YOUR INSTRUCTIONS: All of the data should be output character for character, except the pictures.

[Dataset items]
******
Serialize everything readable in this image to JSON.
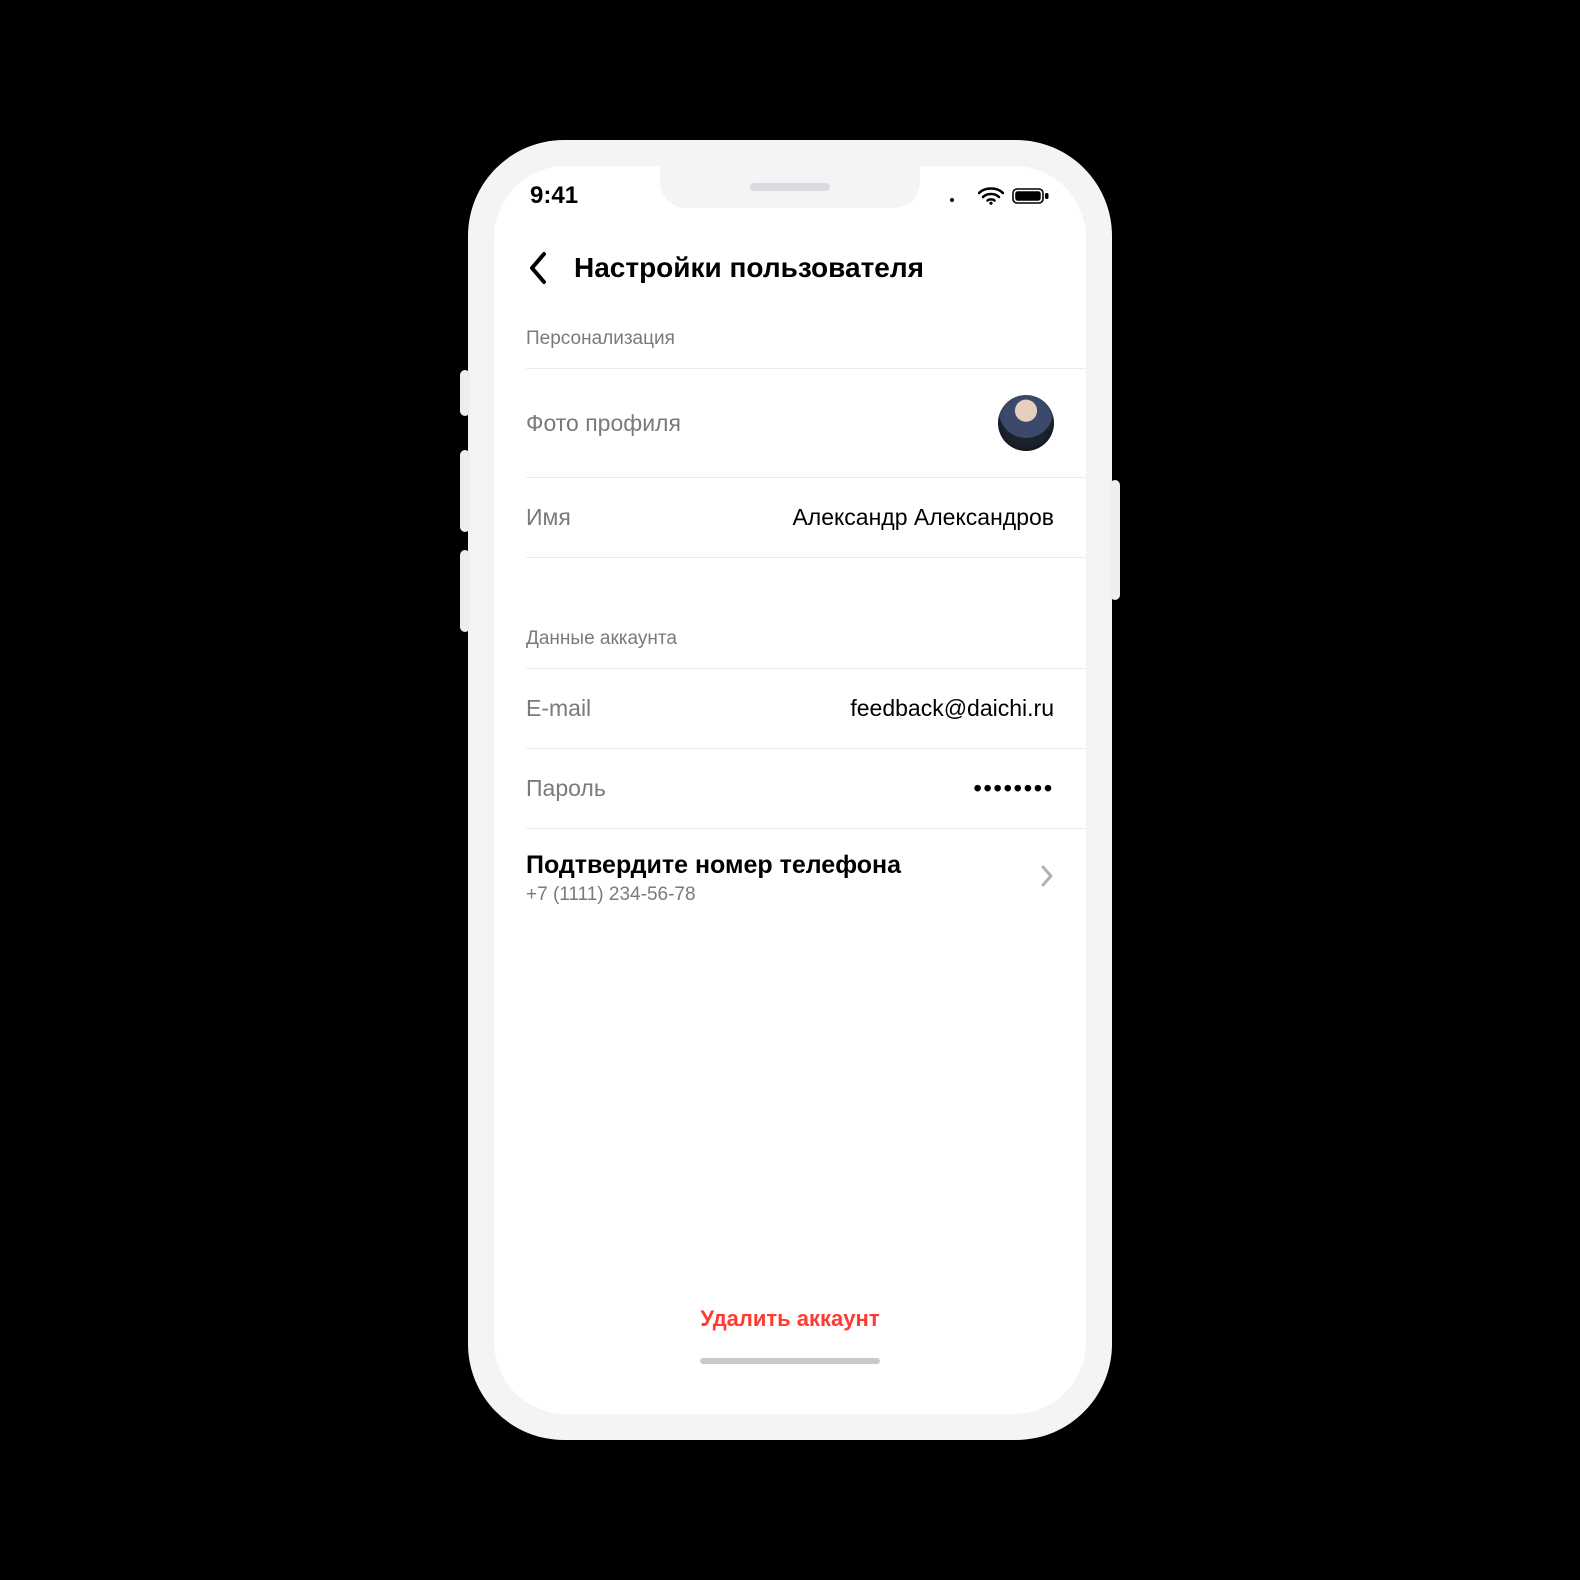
{
  "status": {
    "time": "9:41"
  },
  "header": {
    "title": "Настройки пользователя"
  },
  "section1": {
    "header": "Персонализация"
  },
  "photo": {
    "label": "Фото профиля"
  },
  "name": {
    "label": "Имя",
    "value": "Александр Александров"
  },
  "section2": {
    "header": "Данные аккаунта"
  },
  "email": {
    "label": "E-mail",
    "value": "feedback@daichi.ru"
  },
  "password": {
    "label": "Пароль",
    "mask": "••••••••"
  },
  "confirm": {
    "title": "Подтвердите номер телефона",
    "sub": "+7 (1111) 234-56-78"
  },
  "footer": {
    "delete": "Удалить аккаунт"
  },
  "colors": {
    "danger": "#ff3b30",
    "muted": "#7a7a7e"
  }
}
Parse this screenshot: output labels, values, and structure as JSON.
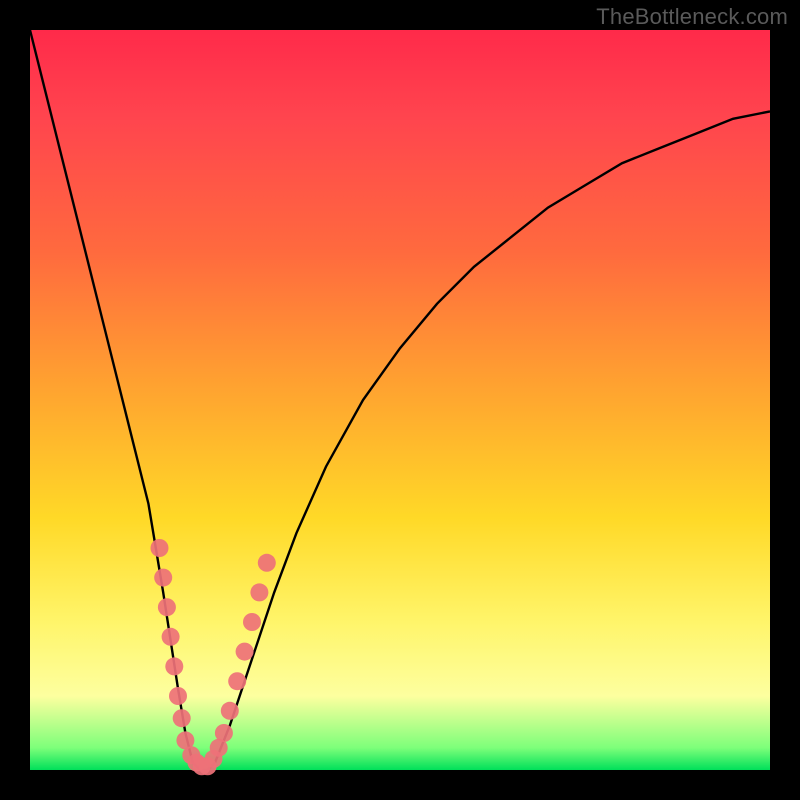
******
FINISHED ANSWER:
Serialize everything readable in this image to JSON.
{
  "status": {
    "time": "9:41"
  },
  "header": {
    "title": "Настройки пользователя"
  },
  "section1": {
    "header": "Персонализация"
  },
  "photo": {
    "label": "Фото профиля"
  },
  "name": {
    "label": "Имя",
    "value": "Александр Александров"
  },
  "section2": {
    "header": "Данные аккаунта"
  },
  "email": {
    "label": "E-mail",
    "value": "feedback@daichi.ru"
  },
  "password": {
    "label": "Пароль",
    "mask": "••••••••"
  },
  "confirm": {
    "title": "Подтвердите номер телефона",
    "sub": "+7 (1111) 234-56-78"
  },
  "footer": {
    "delete": "Удалить аккаунт"
  },
  "colors": {
    "danger": "#ff3b30",
    "muted": "#7a7a7e"
  }
}
Parse this screenshot: output labels, values, and structure as JSON.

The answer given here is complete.